▶ RECORDS FOR PROCESSING:
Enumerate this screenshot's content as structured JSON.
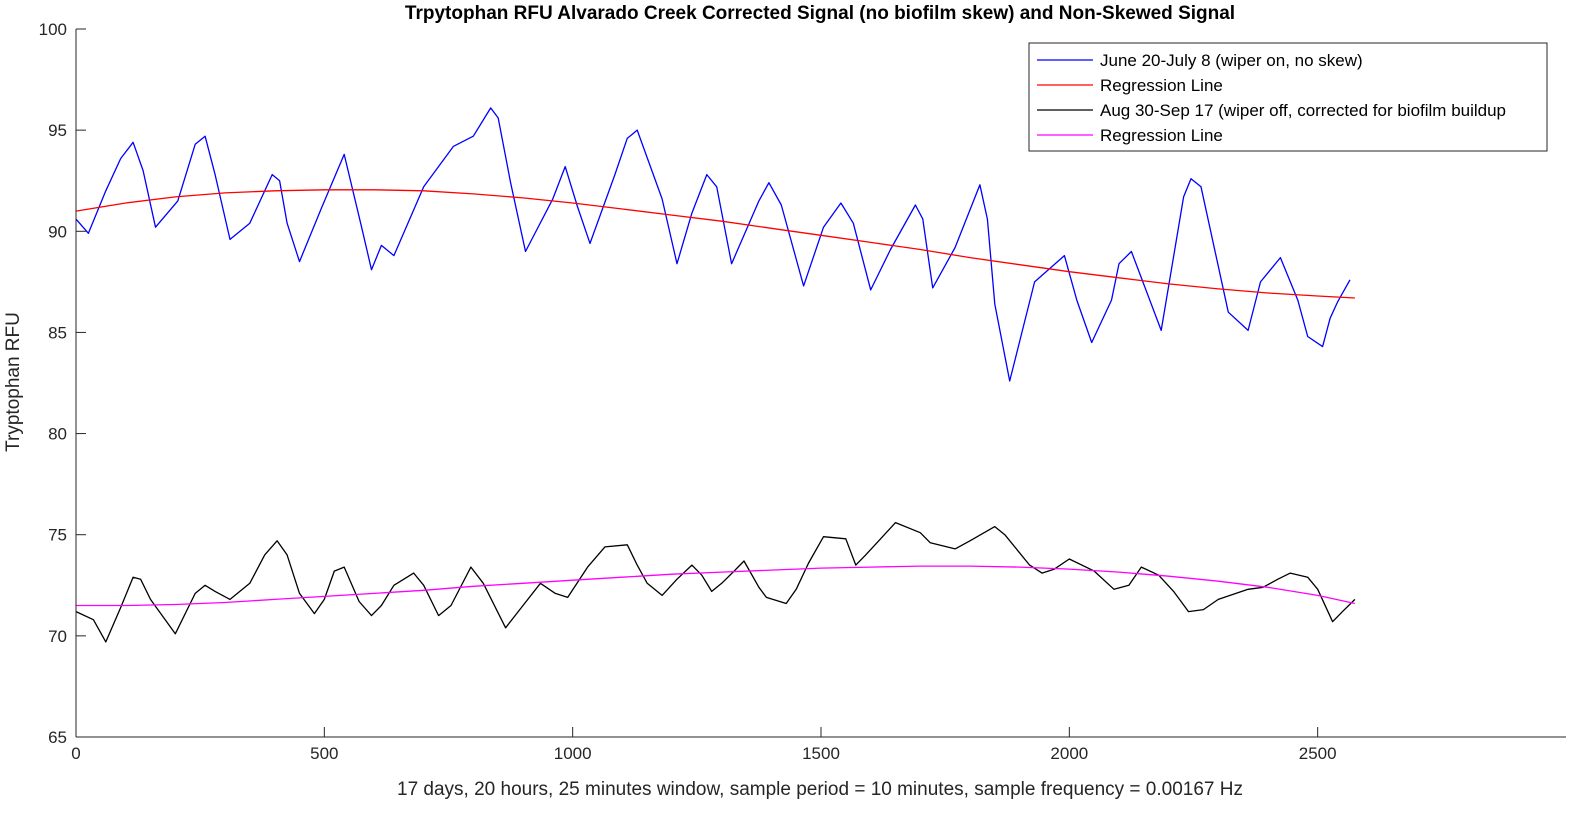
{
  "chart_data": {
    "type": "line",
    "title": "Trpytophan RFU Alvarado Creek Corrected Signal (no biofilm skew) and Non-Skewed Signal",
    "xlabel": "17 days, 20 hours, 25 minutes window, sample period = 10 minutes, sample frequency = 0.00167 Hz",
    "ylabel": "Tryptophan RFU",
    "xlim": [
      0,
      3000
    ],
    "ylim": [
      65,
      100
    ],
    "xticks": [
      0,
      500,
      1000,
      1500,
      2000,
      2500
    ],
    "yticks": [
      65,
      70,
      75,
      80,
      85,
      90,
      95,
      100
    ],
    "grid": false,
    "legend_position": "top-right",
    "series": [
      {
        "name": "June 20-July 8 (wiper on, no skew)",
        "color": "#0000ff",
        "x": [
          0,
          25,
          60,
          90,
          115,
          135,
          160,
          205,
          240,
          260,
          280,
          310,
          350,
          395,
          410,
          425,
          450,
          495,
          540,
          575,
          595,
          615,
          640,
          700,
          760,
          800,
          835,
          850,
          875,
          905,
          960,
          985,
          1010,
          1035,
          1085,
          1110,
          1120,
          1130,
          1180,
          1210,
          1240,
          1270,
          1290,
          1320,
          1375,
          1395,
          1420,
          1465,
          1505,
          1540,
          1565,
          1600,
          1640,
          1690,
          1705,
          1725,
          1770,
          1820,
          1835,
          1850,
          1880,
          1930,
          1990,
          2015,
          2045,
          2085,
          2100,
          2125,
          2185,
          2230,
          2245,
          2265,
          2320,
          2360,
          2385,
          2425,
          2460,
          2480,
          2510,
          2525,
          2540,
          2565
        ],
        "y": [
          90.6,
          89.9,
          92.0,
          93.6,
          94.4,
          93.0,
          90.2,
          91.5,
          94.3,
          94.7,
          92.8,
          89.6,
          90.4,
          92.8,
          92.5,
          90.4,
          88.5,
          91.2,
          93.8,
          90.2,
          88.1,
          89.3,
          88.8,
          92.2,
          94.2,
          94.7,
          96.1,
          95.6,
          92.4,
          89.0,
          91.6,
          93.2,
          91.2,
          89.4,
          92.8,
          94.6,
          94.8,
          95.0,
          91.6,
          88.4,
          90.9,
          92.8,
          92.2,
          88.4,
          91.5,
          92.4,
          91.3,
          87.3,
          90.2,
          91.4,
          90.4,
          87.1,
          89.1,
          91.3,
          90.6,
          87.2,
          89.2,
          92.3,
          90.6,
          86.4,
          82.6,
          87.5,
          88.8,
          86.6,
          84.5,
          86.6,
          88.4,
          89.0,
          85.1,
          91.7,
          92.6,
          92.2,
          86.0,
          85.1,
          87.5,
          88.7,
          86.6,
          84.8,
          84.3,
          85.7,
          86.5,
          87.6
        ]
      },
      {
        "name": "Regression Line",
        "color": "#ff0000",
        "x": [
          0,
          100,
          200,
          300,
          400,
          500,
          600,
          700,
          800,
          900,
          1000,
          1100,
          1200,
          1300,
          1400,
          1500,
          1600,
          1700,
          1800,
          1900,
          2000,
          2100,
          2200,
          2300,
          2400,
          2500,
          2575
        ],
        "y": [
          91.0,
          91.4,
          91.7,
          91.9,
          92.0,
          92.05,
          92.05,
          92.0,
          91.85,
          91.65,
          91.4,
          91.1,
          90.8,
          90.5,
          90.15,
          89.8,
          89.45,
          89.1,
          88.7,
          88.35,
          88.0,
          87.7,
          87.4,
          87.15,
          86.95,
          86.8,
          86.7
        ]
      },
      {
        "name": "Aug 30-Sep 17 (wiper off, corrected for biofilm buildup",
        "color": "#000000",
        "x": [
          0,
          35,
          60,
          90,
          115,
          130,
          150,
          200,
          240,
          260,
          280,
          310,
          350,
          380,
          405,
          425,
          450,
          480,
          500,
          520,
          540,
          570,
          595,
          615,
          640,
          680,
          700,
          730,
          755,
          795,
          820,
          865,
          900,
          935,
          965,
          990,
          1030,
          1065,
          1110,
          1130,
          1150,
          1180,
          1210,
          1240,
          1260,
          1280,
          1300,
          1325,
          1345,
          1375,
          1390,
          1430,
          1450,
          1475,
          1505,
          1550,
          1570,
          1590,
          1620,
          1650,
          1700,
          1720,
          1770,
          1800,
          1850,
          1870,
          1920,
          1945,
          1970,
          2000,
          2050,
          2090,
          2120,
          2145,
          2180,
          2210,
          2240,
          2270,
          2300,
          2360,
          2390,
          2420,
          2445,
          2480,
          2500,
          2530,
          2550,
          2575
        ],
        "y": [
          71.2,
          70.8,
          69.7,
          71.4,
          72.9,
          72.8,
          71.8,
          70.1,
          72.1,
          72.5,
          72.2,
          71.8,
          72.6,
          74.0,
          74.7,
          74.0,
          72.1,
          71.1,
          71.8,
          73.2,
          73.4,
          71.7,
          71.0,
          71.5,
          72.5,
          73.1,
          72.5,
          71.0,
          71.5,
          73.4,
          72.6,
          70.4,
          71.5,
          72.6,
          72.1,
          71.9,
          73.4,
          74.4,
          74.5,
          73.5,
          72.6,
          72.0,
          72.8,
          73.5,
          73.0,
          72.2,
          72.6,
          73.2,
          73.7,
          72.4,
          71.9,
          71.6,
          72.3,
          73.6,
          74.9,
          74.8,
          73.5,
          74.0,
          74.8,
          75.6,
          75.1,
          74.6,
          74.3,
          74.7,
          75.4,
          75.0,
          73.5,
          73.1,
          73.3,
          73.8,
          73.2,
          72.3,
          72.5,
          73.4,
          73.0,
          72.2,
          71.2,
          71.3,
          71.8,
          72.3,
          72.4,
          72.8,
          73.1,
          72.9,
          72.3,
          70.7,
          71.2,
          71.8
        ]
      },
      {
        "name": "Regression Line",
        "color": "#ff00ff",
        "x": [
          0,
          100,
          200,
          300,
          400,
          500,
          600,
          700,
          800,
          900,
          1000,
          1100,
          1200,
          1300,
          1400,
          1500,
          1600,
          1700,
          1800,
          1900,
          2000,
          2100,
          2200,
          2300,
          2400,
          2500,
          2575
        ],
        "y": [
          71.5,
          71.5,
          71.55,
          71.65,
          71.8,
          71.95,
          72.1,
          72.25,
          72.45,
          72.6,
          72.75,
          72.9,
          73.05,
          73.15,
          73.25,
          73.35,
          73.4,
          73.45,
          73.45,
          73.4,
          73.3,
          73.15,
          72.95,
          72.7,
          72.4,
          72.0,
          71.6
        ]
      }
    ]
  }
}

▶ THE PROBLEM: In the entries above, count every line containing the word "color". Write only the total.

▶ SOLVED PROBLEM: 4